What to produce: Find and return each line containing "Autoriser".

Exercise data:
######
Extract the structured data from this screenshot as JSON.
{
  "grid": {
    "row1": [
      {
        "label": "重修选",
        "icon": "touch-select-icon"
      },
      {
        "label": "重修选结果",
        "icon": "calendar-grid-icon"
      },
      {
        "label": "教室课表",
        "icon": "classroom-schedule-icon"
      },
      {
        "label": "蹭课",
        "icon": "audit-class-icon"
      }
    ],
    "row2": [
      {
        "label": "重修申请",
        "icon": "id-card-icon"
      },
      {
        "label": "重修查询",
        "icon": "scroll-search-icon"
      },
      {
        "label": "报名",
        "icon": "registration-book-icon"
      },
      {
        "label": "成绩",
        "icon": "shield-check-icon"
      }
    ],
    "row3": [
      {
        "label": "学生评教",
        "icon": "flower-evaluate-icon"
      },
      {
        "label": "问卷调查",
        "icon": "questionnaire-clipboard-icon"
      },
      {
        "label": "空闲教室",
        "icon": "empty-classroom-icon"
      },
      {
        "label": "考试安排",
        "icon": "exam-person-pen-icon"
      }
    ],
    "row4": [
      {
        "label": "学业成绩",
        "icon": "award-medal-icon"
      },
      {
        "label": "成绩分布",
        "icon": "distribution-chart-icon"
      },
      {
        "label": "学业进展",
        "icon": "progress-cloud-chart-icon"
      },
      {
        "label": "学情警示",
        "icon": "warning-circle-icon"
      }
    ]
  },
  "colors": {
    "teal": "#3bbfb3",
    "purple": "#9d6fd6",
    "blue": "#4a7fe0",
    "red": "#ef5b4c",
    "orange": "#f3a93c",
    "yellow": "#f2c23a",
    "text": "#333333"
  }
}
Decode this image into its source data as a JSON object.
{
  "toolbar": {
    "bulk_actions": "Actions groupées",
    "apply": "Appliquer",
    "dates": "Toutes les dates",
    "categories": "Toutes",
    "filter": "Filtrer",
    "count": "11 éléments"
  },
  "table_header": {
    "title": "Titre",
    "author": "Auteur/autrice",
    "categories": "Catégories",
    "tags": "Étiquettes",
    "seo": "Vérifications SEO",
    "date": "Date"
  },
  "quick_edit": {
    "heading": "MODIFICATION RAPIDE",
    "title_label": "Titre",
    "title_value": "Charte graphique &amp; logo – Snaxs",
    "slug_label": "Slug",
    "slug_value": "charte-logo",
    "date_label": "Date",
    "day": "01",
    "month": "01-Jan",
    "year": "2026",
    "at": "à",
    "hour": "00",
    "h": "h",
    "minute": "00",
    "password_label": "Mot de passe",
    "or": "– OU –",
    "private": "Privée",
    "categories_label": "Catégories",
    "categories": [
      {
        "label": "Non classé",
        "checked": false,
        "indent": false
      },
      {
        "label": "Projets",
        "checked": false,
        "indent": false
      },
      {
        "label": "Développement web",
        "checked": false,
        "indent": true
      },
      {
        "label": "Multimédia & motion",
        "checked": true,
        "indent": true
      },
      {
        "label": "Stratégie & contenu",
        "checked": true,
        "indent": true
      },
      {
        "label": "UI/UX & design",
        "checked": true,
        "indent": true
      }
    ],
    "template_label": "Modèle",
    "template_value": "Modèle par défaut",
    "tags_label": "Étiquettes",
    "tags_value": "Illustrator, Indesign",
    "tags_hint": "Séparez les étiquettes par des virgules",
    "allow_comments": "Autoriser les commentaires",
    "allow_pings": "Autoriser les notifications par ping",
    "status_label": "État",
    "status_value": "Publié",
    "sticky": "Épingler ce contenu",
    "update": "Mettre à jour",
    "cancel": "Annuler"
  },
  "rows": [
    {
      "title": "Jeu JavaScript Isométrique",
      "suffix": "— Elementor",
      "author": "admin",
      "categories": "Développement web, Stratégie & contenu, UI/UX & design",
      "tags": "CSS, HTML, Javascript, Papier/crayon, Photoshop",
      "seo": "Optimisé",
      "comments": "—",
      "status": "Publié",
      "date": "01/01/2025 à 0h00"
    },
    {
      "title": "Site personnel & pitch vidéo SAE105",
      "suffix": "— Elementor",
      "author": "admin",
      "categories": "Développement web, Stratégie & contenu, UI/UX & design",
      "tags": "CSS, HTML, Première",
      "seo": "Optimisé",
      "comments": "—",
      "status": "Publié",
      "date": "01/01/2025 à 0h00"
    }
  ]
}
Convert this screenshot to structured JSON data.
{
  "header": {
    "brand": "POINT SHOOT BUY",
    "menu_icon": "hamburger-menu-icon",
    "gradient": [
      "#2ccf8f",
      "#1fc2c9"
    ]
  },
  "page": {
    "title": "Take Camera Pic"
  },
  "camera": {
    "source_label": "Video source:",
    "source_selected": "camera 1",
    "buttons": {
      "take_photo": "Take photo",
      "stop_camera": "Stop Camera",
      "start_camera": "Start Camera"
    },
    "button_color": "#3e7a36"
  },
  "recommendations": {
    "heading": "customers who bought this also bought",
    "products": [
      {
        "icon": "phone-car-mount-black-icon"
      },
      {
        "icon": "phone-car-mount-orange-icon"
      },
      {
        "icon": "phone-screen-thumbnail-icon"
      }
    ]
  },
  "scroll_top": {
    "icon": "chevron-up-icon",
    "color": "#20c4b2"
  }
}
######
Problem solution:
    "allow_comments": "Autoriser les commentaires",
    "allow_pings": "Autoriser les notifications par ping",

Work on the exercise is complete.